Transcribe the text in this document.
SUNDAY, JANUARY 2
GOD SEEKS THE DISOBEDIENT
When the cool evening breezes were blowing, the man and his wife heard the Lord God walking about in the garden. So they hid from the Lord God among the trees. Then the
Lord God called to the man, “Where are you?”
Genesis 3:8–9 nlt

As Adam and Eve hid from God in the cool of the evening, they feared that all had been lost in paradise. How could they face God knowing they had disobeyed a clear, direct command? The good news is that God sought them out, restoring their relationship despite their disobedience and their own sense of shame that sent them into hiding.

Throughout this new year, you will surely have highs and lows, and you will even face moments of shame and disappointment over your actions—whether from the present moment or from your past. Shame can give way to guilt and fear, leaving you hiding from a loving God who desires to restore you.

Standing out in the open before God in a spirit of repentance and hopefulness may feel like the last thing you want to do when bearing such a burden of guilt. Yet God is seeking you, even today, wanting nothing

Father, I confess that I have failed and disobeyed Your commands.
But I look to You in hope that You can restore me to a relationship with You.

------------------------------

*WORK TASK*. A complete and exact repetition of the entries is required.

*OUTPUT FOR THIS EXERCISE*.
Transcribe the text in this document.
SUNDAY, JANUARY 2
GOD SEEKS THE DISOBEDIENT
When the cool evening breezes were blowing, the man and his wife heard the Lord God walking about in the garden. So they hid from the Lord God among the trees. Then the
Lord God called to the man, “Where are you?”
Genesis 3:8–9 nlt

As Adam and Eve hid from God in the cool of the evening, they feared that all had been lost in paradise. How could they face God knowing they had disobeyed a clear, direct command? The good news is that God sought them out, restoring their relationship despite their disobedience and their own sense of shame that sent them into hiding.

Throughout this new year, you will surely have highs and lows, and you will even face moments of shame and disappointment over your actions—whether from the present moment or from your past. Shame can give way to guilt and fear, leaving you hiding from a loving God who desires to restore you.

Standing out in the open before God in a spirit of repentance and hopefulness may feel like the last thing you want to do when bearing such a burden of guilt. Yet God is seeking you, even today, wanting nothing

Father, I confess that I have failed and disobeyed Your commands.
But I look to You in hope that You can restore me to a relationship with You.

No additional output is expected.